--- Begin ---

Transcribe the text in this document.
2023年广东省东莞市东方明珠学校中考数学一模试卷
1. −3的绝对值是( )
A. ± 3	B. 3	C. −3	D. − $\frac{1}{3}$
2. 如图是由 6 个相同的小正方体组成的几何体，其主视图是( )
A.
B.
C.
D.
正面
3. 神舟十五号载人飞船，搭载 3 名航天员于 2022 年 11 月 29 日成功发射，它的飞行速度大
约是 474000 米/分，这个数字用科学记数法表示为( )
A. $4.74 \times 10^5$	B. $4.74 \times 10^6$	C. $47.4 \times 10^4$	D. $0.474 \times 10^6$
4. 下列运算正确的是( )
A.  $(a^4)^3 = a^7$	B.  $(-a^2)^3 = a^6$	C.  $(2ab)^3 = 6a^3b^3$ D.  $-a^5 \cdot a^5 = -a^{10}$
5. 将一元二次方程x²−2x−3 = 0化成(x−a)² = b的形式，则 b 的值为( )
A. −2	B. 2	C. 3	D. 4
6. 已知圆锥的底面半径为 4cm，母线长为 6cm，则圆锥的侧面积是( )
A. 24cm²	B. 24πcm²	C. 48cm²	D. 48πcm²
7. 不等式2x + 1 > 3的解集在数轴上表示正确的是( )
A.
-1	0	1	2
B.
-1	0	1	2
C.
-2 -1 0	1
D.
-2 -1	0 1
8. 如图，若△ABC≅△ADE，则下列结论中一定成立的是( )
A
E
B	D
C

--- End ---

_Your task_: Transcribe every record above exactly as it appears.

_Finished exercise_:
Transcribe the text in this document.
2023年广东省东莞市东方明珠学校中考数学一模试卷
1. −3的绝对值是( )
A. ± 3	B. 3	C. −3	D. − $\frac{1}{3}$
2. 如图是由 6 个相同的小正方体组成的几何体，其主视图是( )
A.
B.
C.
D.
正面
3. 神舟十五号载人飞船，搭载 3 名航天员于 2022 年 11 月 29 日成功发射，它的飞行速度大
约是 474000 米/分，这个数字用科学记数法表示为( )
A. $4.74 \times 10^5$	B. $4.74 \times 10^6$	C. $47.4 \times 10^4$	D. $0.474 \times 10^6$
4. 下列运算正确的是( )
A.  $(a^4)^3 = a^7$	B.  $(-a^2)^3 = a^6$	C.  $(2ab)^3 = 6a^3b^3$ D.  $-a^5 \cdot a^5 = -a^{10}$
5. 将一元二次方程x²−2x−3 = 0化成(x−a)² = b的形式，则 b 的值为( )
A. −2	B. 2	C. 3	D. 4
6. 已知圆锥的底面半径为 4cm，母线长为 6cm，则圆锥的侧面积是( )
A. 24cm²	B. 24πcm²	C. 48cm²	D. 48πcm²
7. 不等式2x + 1 > 3的解集在数轴上表示正确的是( )
A.
-1	0	1	2
B.
-1	0	1	2
C.
-2 -1 0	1
D.
-2 -1	0 1
8. 如图，若△ABC≅△ADE，则下列结论中一定成立的是( )
A
E
B	D
C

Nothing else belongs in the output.